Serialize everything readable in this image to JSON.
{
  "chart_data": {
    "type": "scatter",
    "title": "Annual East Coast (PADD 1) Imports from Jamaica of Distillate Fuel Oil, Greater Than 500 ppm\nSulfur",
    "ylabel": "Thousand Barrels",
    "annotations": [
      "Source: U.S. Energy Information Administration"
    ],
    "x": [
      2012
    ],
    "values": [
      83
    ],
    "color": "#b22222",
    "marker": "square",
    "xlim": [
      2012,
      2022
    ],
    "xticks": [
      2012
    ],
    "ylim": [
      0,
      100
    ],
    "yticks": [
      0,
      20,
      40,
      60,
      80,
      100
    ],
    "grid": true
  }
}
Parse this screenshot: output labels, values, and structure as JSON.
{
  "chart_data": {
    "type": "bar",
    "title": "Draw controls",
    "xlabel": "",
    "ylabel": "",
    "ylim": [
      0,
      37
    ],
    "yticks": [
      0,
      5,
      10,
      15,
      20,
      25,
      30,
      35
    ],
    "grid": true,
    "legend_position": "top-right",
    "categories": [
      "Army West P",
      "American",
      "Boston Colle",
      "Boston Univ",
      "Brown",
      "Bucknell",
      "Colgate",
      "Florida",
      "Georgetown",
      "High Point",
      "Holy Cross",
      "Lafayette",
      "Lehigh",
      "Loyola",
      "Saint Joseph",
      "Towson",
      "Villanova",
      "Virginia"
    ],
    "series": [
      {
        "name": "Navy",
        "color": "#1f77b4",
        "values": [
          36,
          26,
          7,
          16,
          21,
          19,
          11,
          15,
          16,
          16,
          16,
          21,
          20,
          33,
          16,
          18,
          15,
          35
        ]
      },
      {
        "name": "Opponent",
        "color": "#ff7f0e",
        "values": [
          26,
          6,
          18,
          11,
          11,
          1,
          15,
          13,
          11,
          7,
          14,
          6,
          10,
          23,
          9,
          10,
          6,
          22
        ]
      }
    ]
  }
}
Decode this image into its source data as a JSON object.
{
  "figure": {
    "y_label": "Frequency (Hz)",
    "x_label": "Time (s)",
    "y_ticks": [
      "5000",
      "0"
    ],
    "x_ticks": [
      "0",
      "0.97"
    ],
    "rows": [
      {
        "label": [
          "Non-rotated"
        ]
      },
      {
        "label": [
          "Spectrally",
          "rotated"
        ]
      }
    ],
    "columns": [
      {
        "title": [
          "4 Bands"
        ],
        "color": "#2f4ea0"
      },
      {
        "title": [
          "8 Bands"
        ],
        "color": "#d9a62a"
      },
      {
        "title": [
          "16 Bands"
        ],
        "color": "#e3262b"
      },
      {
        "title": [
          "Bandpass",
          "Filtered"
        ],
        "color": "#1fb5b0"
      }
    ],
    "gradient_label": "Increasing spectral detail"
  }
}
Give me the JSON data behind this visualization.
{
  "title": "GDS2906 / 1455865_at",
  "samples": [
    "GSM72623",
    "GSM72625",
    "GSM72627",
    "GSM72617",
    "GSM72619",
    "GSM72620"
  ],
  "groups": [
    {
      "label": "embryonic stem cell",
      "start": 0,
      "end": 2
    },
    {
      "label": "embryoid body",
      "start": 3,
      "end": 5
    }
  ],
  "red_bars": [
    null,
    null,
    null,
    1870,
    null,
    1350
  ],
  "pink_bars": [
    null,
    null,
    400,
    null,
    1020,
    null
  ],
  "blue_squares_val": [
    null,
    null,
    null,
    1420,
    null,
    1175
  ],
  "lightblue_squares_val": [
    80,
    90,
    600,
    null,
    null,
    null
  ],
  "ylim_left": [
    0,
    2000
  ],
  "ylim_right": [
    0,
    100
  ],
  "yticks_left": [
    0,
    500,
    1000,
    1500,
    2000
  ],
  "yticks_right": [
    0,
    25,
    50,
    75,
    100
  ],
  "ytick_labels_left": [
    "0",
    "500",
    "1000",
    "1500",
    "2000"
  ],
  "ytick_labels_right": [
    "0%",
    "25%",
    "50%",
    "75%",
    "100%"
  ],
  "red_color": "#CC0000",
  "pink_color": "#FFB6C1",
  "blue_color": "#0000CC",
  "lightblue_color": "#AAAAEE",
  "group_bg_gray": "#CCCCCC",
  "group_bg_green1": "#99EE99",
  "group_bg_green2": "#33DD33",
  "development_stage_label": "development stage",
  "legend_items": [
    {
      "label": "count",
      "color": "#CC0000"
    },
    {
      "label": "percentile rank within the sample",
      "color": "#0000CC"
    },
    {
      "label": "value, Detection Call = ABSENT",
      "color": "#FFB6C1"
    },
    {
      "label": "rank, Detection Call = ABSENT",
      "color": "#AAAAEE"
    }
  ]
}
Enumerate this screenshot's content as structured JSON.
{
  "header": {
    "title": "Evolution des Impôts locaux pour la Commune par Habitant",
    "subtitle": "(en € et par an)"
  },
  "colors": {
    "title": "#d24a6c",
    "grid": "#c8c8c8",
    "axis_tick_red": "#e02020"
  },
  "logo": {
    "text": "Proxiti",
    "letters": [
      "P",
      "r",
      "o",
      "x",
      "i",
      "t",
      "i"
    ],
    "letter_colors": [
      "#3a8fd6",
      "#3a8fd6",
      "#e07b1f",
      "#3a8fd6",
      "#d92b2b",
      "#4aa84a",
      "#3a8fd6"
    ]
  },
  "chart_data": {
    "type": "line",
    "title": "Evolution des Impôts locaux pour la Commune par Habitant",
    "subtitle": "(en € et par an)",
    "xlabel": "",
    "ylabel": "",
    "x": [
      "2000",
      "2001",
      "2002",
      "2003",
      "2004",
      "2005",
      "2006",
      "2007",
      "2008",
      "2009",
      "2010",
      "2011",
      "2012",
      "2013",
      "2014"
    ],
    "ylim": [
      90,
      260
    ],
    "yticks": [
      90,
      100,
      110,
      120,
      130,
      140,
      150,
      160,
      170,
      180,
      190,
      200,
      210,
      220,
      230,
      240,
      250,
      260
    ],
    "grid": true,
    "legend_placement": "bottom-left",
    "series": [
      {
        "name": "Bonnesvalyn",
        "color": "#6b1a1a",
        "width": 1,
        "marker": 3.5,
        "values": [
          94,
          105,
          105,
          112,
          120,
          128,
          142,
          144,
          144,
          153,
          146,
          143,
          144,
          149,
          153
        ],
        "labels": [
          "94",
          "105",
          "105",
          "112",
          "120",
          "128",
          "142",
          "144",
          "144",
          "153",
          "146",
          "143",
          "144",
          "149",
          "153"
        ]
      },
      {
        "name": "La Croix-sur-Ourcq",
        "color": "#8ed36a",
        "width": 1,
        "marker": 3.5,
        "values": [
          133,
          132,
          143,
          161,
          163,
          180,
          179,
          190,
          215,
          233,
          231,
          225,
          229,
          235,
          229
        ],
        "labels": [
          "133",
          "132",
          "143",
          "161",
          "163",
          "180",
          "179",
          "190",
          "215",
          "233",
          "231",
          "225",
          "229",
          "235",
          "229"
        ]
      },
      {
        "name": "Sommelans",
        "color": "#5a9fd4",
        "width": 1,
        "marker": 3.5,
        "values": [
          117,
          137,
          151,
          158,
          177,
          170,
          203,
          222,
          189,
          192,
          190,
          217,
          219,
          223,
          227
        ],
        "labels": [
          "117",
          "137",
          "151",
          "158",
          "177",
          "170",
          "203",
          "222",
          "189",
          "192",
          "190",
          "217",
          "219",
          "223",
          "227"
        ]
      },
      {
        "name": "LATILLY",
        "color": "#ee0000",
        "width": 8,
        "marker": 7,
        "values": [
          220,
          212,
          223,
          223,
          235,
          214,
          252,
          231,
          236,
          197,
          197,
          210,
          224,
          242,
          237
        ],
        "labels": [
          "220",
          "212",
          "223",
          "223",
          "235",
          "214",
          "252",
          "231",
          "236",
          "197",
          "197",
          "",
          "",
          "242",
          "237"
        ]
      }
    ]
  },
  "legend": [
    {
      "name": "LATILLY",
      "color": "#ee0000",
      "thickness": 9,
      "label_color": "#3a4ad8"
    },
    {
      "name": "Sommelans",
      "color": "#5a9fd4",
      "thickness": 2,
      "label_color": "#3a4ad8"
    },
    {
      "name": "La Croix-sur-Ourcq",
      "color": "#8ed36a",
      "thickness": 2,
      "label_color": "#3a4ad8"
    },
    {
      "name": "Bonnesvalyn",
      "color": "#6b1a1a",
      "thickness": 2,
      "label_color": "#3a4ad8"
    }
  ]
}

——

* _WHAT IS BEING ASKED_:
Return each line of the listing that holds the string "rank".

* _SOLUTION FOR THIS PROBLEM_:
      "label": "percentile rank within the sample",
      "label": "rank, Detection Call = ABSENT",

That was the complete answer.